Objective: Lines that contain the string "Kroupa" are to be copied; leave out all others.

···

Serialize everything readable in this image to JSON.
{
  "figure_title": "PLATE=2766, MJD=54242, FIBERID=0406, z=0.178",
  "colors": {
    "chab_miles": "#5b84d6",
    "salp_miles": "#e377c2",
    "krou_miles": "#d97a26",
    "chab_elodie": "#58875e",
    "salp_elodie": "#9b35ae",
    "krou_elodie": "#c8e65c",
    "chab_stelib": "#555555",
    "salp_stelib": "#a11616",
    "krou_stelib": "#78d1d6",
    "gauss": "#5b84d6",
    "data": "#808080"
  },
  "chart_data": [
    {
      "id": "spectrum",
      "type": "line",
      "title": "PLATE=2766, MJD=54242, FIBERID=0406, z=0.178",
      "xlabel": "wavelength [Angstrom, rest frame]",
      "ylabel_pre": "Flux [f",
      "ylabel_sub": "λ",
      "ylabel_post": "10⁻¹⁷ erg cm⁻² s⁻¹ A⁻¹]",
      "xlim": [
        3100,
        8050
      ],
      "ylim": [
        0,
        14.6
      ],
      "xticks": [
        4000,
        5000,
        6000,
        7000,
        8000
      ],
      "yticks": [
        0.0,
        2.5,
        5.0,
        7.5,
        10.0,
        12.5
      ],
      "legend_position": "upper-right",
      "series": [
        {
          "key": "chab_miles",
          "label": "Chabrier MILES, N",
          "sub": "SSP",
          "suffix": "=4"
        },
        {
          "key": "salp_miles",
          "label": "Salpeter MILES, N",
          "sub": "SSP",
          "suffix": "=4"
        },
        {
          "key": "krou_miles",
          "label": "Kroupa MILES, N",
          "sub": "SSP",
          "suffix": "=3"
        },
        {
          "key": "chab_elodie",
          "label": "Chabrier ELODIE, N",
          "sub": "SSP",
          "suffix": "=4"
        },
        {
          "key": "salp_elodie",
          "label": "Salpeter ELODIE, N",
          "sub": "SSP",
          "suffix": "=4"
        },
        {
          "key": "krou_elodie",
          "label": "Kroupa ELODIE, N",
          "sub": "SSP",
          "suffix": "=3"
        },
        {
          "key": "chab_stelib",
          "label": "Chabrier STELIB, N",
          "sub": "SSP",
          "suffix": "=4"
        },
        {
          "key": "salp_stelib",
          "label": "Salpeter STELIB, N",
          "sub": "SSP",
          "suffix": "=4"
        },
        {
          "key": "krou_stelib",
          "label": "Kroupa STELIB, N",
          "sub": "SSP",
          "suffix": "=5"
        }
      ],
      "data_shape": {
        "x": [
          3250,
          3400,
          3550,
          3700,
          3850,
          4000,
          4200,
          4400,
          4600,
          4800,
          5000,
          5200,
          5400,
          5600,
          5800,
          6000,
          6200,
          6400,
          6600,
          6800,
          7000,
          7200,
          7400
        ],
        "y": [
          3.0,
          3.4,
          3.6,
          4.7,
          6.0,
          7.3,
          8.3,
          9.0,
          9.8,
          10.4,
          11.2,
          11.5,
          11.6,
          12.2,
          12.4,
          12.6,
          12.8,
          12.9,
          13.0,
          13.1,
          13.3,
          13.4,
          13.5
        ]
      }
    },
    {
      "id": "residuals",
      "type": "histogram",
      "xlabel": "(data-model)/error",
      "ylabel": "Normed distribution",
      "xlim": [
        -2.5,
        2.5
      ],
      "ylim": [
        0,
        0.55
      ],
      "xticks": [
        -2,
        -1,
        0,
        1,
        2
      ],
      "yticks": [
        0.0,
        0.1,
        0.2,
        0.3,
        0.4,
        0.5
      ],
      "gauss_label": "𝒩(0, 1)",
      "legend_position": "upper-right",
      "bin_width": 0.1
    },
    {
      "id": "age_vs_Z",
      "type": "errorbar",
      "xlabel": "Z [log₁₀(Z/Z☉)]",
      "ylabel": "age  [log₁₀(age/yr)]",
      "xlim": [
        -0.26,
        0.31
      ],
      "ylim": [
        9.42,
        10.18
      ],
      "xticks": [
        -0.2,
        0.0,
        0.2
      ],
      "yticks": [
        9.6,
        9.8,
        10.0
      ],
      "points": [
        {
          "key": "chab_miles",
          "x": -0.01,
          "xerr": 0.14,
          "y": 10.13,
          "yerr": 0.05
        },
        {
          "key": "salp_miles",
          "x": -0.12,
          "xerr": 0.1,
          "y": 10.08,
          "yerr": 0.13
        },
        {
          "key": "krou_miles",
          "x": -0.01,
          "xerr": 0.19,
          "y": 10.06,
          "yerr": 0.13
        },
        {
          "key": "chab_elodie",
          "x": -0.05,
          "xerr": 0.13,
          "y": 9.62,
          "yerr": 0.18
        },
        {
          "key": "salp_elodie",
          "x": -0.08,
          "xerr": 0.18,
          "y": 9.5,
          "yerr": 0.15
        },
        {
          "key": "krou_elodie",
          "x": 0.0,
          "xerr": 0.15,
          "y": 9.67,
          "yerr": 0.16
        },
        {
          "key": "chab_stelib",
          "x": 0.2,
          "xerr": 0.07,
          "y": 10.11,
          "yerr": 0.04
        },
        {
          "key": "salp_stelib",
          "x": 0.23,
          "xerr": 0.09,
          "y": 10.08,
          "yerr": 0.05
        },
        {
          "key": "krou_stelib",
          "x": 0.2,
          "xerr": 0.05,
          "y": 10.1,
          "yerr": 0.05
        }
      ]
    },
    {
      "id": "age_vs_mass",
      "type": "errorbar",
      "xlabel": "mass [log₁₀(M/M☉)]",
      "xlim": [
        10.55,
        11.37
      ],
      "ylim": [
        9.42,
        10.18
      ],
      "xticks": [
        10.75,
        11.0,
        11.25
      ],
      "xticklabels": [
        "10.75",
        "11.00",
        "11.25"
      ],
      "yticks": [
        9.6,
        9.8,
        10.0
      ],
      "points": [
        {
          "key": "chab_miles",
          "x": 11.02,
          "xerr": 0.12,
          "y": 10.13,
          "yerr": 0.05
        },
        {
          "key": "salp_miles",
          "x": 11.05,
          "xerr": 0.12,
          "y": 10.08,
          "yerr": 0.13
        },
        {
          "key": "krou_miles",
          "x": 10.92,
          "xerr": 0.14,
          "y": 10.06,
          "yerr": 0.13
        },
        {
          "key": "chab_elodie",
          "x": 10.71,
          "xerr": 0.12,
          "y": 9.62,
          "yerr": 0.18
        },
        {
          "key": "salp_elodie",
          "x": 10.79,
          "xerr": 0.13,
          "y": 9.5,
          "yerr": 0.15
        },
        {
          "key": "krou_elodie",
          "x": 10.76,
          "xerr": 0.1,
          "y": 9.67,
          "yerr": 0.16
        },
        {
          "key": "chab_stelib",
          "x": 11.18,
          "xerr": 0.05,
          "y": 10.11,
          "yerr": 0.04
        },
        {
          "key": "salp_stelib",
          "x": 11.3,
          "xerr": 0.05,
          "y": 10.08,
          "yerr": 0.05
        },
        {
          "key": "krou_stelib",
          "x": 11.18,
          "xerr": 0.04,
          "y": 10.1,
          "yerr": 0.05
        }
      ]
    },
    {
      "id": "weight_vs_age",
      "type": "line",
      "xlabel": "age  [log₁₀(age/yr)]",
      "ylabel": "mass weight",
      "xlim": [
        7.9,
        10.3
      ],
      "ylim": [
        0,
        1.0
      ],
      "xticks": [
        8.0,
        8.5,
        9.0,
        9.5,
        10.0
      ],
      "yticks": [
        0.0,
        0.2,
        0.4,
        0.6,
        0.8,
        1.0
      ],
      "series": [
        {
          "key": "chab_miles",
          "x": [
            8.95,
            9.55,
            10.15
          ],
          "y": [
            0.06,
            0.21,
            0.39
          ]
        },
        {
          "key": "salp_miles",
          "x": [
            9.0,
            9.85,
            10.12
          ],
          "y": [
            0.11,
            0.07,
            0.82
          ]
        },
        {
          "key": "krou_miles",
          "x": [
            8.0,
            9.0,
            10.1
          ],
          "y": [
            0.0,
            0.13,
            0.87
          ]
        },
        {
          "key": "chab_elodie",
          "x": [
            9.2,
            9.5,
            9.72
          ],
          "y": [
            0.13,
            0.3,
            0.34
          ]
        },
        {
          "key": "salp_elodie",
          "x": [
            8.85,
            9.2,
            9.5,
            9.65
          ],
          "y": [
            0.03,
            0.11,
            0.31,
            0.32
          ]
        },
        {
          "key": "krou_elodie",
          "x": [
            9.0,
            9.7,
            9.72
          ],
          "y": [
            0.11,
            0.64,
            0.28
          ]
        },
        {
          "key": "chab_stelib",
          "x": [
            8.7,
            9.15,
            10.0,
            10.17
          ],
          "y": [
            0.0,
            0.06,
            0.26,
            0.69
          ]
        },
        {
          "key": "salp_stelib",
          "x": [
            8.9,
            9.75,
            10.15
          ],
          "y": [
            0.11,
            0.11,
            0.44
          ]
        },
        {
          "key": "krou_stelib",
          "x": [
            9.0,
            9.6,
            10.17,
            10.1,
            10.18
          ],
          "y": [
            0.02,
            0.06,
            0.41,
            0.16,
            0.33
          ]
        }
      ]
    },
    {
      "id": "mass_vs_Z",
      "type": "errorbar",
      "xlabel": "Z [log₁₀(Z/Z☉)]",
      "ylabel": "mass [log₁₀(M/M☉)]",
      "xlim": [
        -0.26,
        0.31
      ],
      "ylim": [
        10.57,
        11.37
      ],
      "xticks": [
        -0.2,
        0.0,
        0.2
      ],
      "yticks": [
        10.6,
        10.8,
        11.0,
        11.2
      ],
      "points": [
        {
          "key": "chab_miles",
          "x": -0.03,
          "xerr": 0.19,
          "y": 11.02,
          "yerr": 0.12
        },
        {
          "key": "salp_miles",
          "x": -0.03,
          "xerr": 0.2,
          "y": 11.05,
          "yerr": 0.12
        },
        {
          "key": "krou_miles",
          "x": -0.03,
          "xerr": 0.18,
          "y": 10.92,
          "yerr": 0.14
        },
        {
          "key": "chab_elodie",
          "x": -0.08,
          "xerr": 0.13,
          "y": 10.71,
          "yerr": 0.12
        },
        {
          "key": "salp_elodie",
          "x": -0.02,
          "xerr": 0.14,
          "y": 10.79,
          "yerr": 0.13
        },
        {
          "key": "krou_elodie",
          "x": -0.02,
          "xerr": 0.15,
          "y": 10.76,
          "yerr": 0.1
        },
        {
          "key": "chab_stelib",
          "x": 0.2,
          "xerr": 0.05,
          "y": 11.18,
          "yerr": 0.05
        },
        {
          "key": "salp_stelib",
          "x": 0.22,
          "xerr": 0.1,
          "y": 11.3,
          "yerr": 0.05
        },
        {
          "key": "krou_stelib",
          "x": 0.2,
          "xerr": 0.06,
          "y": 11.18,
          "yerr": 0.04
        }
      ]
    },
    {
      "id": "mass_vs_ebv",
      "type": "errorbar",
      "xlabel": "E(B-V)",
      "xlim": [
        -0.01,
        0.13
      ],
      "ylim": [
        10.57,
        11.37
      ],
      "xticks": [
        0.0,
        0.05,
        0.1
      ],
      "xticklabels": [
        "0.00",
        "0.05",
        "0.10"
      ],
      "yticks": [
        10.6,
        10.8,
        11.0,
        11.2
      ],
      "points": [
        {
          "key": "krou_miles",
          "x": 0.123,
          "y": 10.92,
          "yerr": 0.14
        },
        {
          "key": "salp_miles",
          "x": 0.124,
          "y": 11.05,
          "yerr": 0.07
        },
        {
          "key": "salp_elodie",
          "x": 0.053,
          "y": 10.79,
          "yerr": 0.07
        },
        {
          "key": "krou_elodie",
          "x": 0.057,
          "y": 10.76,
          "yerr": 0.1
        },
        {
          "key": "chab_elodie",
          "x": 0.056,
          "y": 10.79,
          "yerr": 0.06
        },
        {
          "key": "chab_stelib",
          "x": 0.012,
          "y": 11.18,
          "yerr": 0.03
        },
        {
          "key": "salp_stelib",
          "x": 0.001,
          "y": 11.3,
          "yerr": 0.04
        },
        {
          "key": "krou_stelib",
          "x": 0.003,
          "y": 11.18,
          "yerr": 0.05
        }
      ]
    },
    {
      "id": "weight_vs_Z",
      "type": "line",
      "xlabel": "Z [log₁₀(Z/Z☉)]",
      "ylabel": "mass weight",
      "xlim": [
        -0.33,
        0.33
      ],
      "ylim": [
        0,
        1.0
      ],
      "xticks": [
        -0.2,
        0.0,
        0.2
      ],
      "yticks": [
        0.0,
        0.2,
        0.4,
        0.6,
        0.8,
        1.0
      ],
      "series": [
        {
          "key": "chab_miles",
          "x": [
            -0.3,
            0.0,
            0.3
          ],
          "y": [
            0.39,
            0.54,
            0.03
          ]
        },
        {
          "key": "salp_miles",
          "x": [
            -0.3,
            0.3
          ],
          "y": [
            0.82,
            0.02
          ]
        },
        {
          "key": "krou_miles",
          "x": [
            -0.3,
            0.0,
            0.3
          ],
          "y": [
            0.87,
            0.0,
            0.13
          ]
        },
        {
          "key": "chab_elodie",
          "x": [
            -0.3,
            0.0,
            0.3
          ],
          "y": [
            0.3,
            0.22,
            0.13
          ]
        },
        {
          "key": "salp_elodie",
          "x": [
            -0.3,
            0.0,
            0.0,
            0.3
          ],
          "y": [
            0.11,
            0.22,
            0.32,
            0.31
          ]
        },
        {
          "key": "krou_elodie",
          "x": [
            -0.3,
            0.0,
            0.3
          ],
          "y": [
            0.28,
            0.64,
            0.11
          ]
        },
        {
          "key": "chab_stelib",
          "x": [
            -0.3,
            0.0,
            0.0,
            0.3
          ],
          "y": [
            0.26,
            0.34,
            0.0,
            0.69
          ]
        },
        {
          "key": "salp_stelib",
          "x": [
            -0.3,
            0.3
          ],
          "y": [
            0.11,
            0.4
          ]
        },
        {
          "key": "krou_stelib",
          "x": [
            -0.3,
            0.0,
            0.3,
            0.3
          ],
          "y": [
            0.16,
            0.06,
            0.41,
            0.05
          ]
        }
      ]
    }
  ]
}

···

Correct answer:
          "label": "Kroupa MILES, N",
          "label": "Kroupa ELODIE, N",
          "label": "Kroupa STELIB, N",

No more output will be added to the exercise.